'''
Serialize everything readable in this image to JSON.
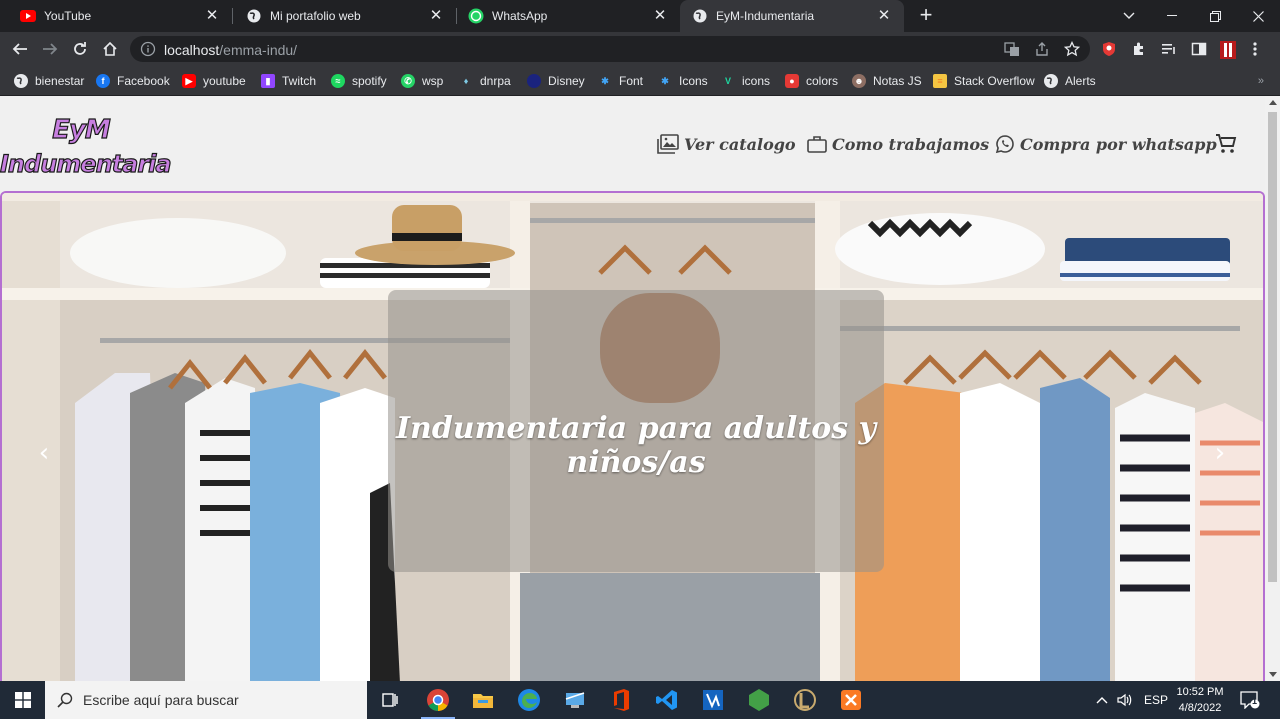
{
  "tabs": [
    {
      "title": "YouTube",
      "icon": "youtube-icon"
    },
    {
      "title": "Mi portafolio web",
      "icon": "globe-icon"
    },
    {
      "title": "WhatsApp",
      "icon": "whatsapp-icon"
    },
    {
      "title": "EyM-Indumentaria",
      "icon": "globe-icon",
      "active": true
    }
  ],
  "address": {
    "host": "localhost",
    "path": "/emma-indu/"
  },
  "bookmarks": [
    {
      "label": "bienestar",
      "icon": "globe-icon",
      "color": "#e8eaed"
    },
    {
      "label": "Facebook",
      "icon": "facebook-icon",
      "color": "#1877f2"
    },
    {
      "label": "youtube",
      "icon": "youtube-icon",
      "color": "#ff0000"
    },
    {
      "label": "Twitch",
      "icon": "twitch-icon",
      "color": "#9146ff"
    },
    {
      "label": "spotify",
      "icon": "spotify-icon",
      "color": "#1ed760"
    },
    {
      "label": "wsp",
      "icon": "whatsapp-icon",
      "color": "#25d366"
    },
    {
      "label": "dnrpa",
      "icon": "dnrpa-icon",
      "color": "#3c8dbc"
    },
    {
      "label": "Disney",
      "icon": "disney-icon",
      "color": "#1a237e"
    },
    {
      "label": "Font",
      "icon": "font-icon",
      "color": "#2196f3"
    },
    {
      "label": "Icons",
      "icon": "icons-icon",
      "color": "#2196f3"
    },
    {
      "label": "icons",
      "icon": "vuetify-icon",
      "color": "#1867c0"
    },
    {
      "label": "colors",
      "icon": "colors-icon",
      "color": "#e53935"
    },
    {
      "label": "Notas JS",
      "icon": "notas-icon",
      "color": "#8d6e63"
    },
    {
      "label": "Stack Overflow",
      "icon": "stackoverflow-icon",
      "color": "#f48024"
    },
    {
      "label": "Alerts",
      "icon": "globe-icon",
      "color": "#e8eaed"
    }
  ],
  "site": {
    "logo_line1": "EyM",
    "logo_line2": "Indumentaria",
    "nav": [
      {
        "label": "Ver catalogo",
        "icon": "images-icon"
      },
      {
        "label": "Como trabajamos",
        "icon": "briefcase-icon"
      },
      {
        "label": "Compra por whatsapp",
        "icon": "whatsapp-icon"
      }
    ],
    "hero_text": "Indumentaria para adultos y niños/as",
    "accent": "#b46fd1"
  },
  "taskbar": {
    "search_placeholder": "Escribe aquí para buscar",
    "language": "ESP",
    "time": "10:52 PM",
    "date": "4/8/2022",
    "notifications": "1"
  }
}
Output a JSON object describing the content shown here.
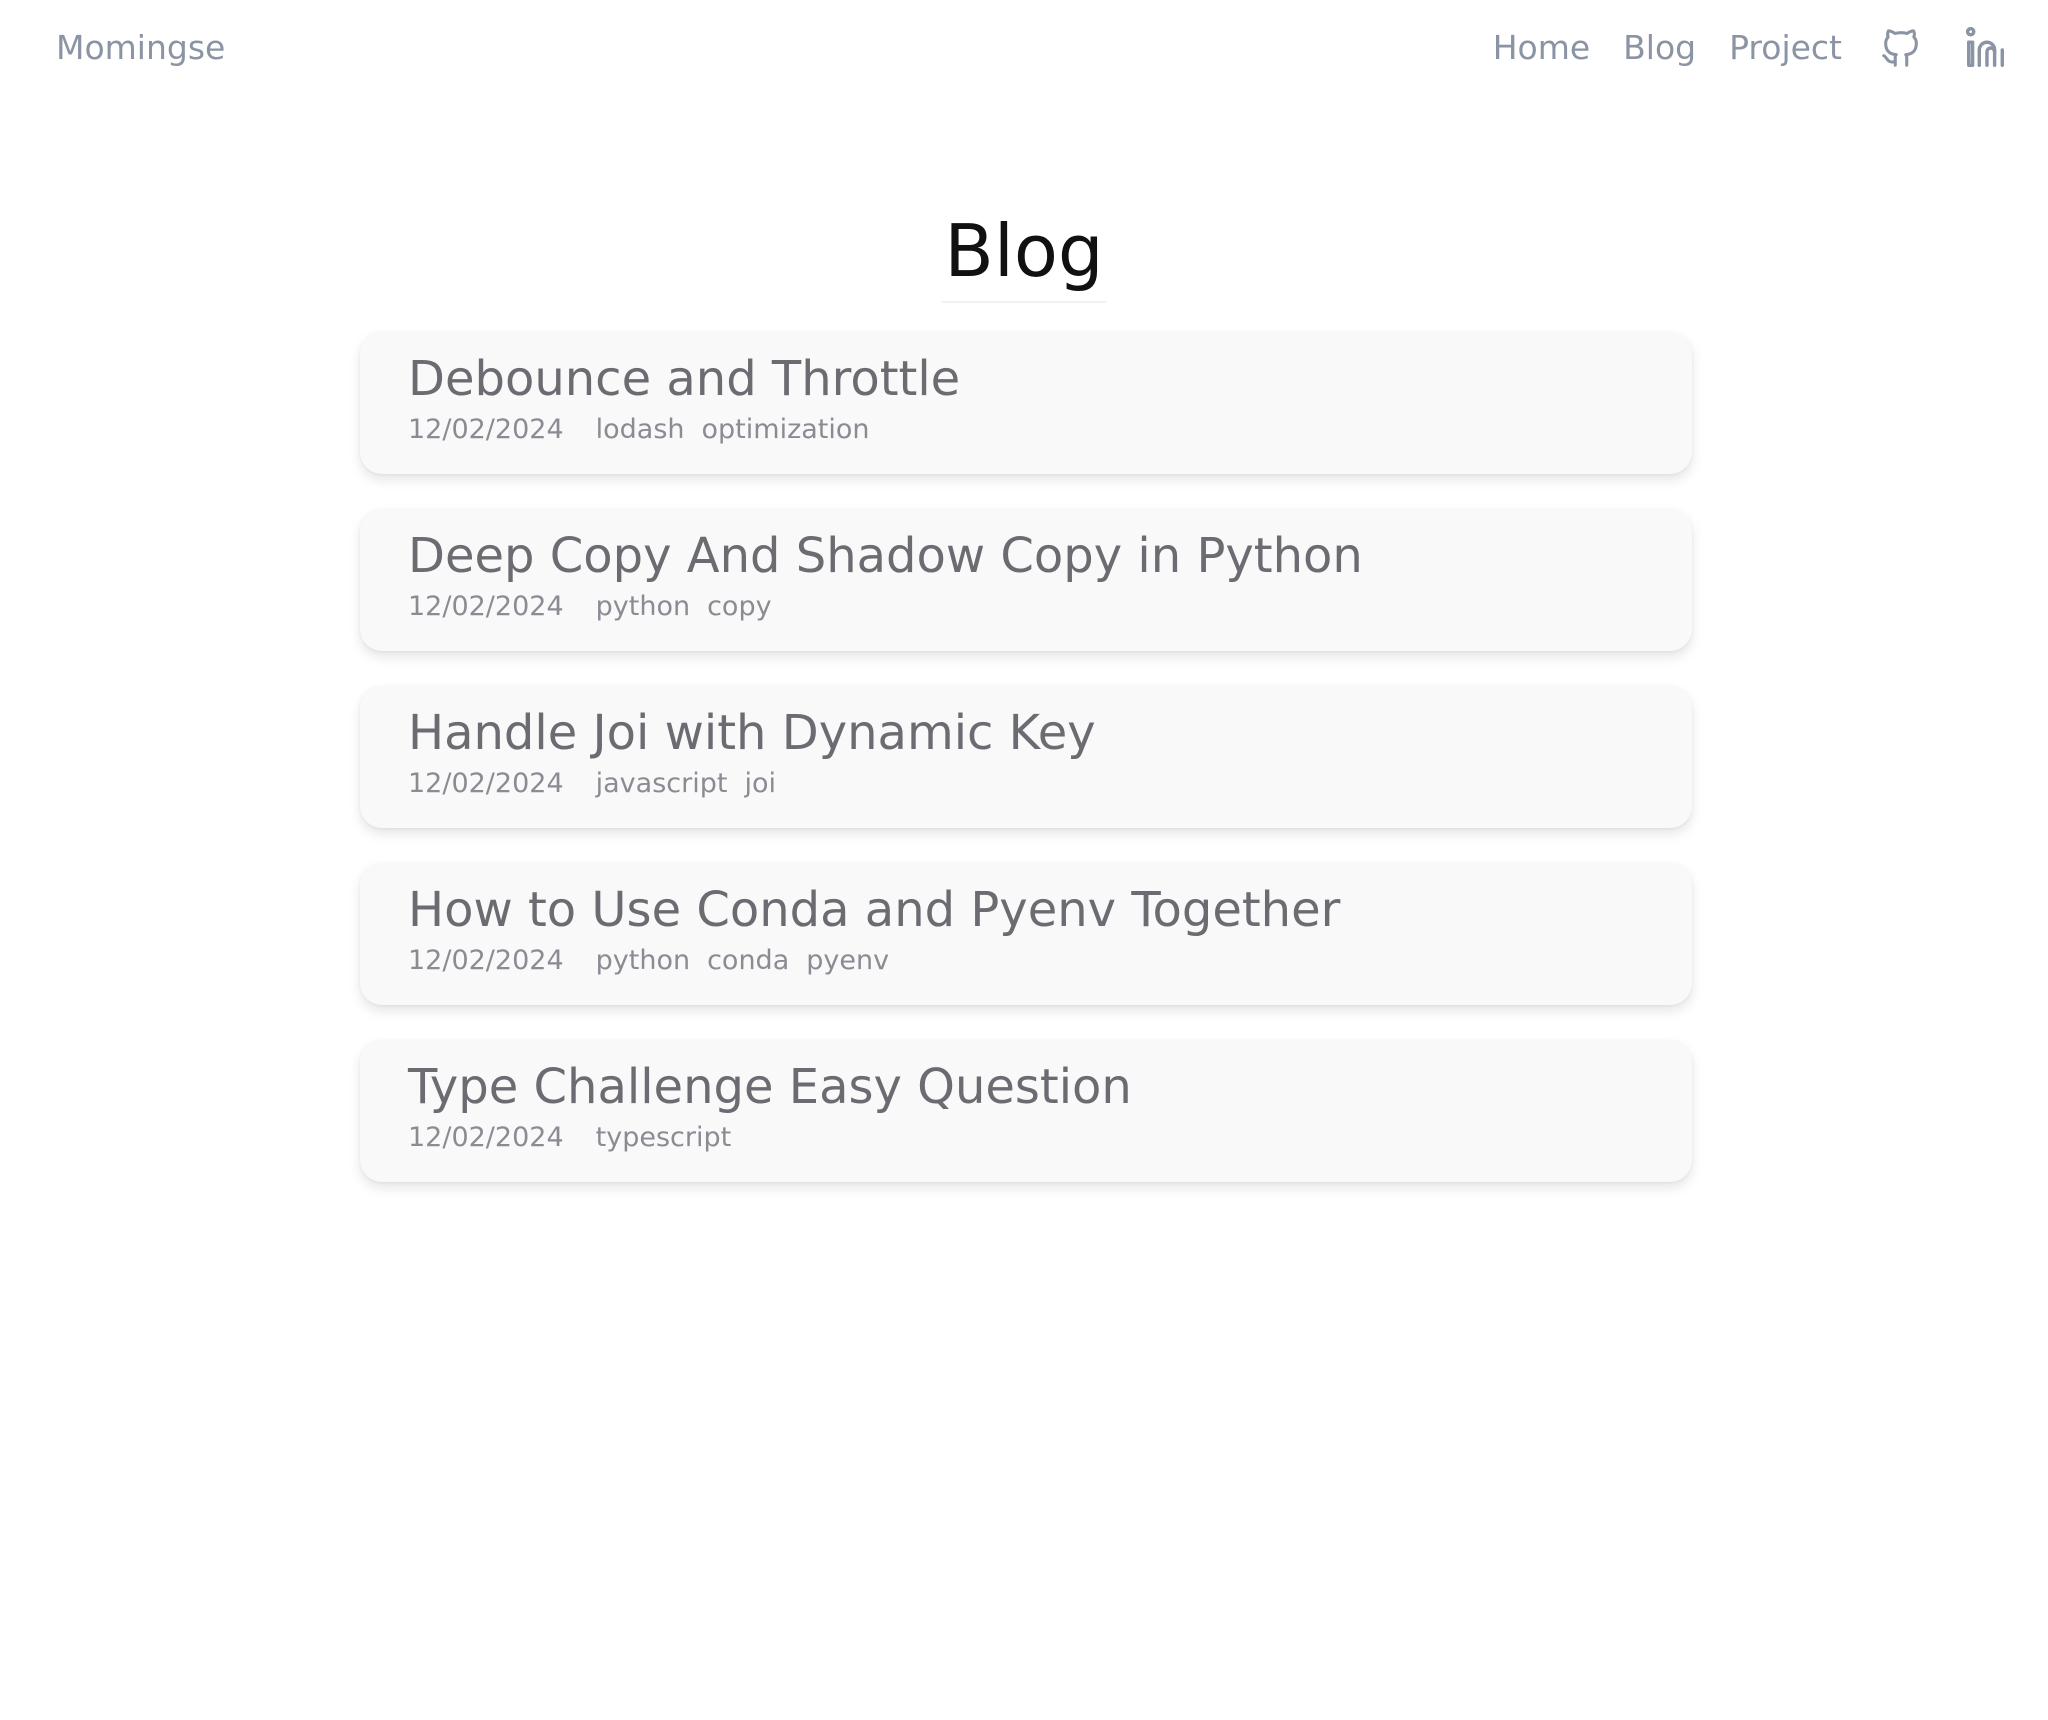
{
  "header": {
    "brand": "Momingse",
    "nav": [
      {
        "label": "Home"
      },
      {
        "label": "Blog"
      },
      {
        "label": "Project"
      }
    ],
    "icons": [
      "github-icon",
      "linkedin-icon"
    ]
  },
  "main": {
    "title": "Blog",
    "posts": [
      {
        "title": "Debounce and Throttle",
        "date": "12/02/2024",
        "tags": [
          "lodash",
          "optimization"
        ]
      },
      {
        "title": "Deep Copy And Shadow Copy in Python",
        "date": "12/02/2024",
        "tags": [
          "python",
          "copy"
        ]
      },
      {
        "title": "Handle Joi with Dynamic Key",
        "date": "12/02/2024",
        "tags": [
          "javascript",
          "joi"
        ]
      },
      {
        "title": "How to Use Conda and Pyenv Together",
        "date": "12/02/2024",
        "tags": [
          "python",
          "conda",
          "pyenv"
        ]
      },
      {
        "title": "Type Challenge Easy Question",
        "date": "12/02/2024",
        "tags": [
          "typescript"
        ]
      }
    ]
  },
  "colors": {
    "nav_text": "#8b94a4",
    "title_text": "#111111",
    "card_bg": "#f9f9f9",
    "post_title": "#6b6b72",
    "meta_text": "#8b8b93"
  }
}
'''
The exercise
Return the listing above unchanged, apart from dropping its pictures.

Task response
Serialize everything readable in this image to JSON.
{
  "tabs": [
    {
      "title": "YouTube",
      "icon": "youtube-icon"
    },
    {
      "title": "Mi portafolio web",
      "icon": "globe-icon"
    },
    {
      "title": "WhatsApp",
      "icon": "whatsapp-icon"
    },
    {
      "title": "EyM-Indumentaria",
      "icon": "globe-icon",
      "active": true
    }
  ],
  "address": {
    "host": "localhost",
    "path": "/emma-indu/"
  },
  "bookmarks": [
    {
      "label": "bienestar",
      "icon": "globe-icon",
      "color": "#e8eaed"
    },
    {
      "label": "Facebook",
      "icon": "facebook-icon",
      "color": "#1877f2"
    },
    {
      "label": "youtube",
      "icon": "youtube-icon",
      "color": "#ff0000"
    },
    {
      "label": "Twitch",
      "icon": "twitch-icon",
      "color": "#9146ff"
    },
    {
      "label": "spotify",
      "icon": "spotify-icon",
      "color": "#1ed760"
    },
    {
      "label": "wsp",
      "icon": "whatsapp-icon",
      "color": "#25d366"
    },
    {
      "label": "dnrpa",
      "icon": "dnrpa-icon",
      "color": "#3c8dbc"
    },
    {
      "label": "Disney",
      "icon": "disney-icon",
      "color": "#1a237e"
    },
    {
      "label": "Font",
      "icon": "font-icon",
      "color": "#2196f3"
    },
    {
      "label": "Icons",
      "icon": "icons-icon",
      "color": "#2196f3"
    },
    {
      "label": "icons",
      "icon": "vuetify-icon",
      "color": "#1867c0"
    },
    {
      "label": "colors",
      "icon": "colors-icon",
      "color": "#e53935"
    },
    {
      "label": "Notas JS",
      "icon": "notas-icon",
      "color": "#8d6e63"
    },
    {
      "label": "Stack Overflow",
      "icon": "stackoverflow-icon",
      "color": "#f48024"
    },
    {
      "label": "Alerts",
      "icon": "globe-icon",
      "color": "#e8eaed"
    }
  ],
  "site": {
    "logo_line1": "EyM",
    "logo_line2": "Indumentaria",
    "nav": [
      {
        "label": "Ver catalogo",
        "icon": "images-icon"
      },
      {
        "label": "Como trabajamos",
        "icon": "briefcase-icon"
      },
      {
        "label": "Compra por whatsapp",
        "icon": "whatsapp-icon"
      }
    ],
    "hero_text": "Indumentaria para adultos y niños/as",
    "accent": "#b46fd1"
  },
  "taskbar": {
    "search_placeholder": "Escribe aquí para buscar",
    "language": "ESP",
    "time": "10:52 PM",
    "date": "4/8/2022",
    "notifications": "1"
  }
}
Output a JSON object describing the content shown here.
{
  "header": {
    "brand": "Momingse",
    "nav": [
      {
        "label": "Home"
      },
      {
        "label": "Blog"
      },
      {
        "label": "Project"
      }
    ],
    "icons": [
      "github-icon",
      "linkedin-icon"
    ]
  },
  "main": {
    "title": "Blog",
    "posts": [
      {
        "title": "Debounce and Throttle",
        "date": "12/02/2024",
        "tags": [
          "lodash",
          "optimization"
        ]
      },
      {
        "title": "Deep Copy And Shadow Copy in Python",
        "date": "12/02/2024",
        "tags": [
          "python",
          "copy"
        ]
      },
      {
        "title": "Handle Joi with Dynamic Key",
        "date": "12/02/2024",
        "tags": [
          "javascript",
          "joi"
        ]
      },
      {
        "title": "How to Use Conda and Pyenv Together",
        "date": "12/02/2024",
        "tags": [
          "python",
          "conda",
          "pyenv"
        ]
      },
      {
        "title": "Type Challenge Easy Question",
        "date": "12/02/2024",
        "tags": [
          "typescript"
        ]
      }
    ]
  },
  "colors": {
    "nav_text": "#8b94a4",
    "title_text": "#111111",
    "card_bg": "#f9f9f9",
    "post_title": "#6b6b72",
    "meta_text": "#8b8b93"
  }
}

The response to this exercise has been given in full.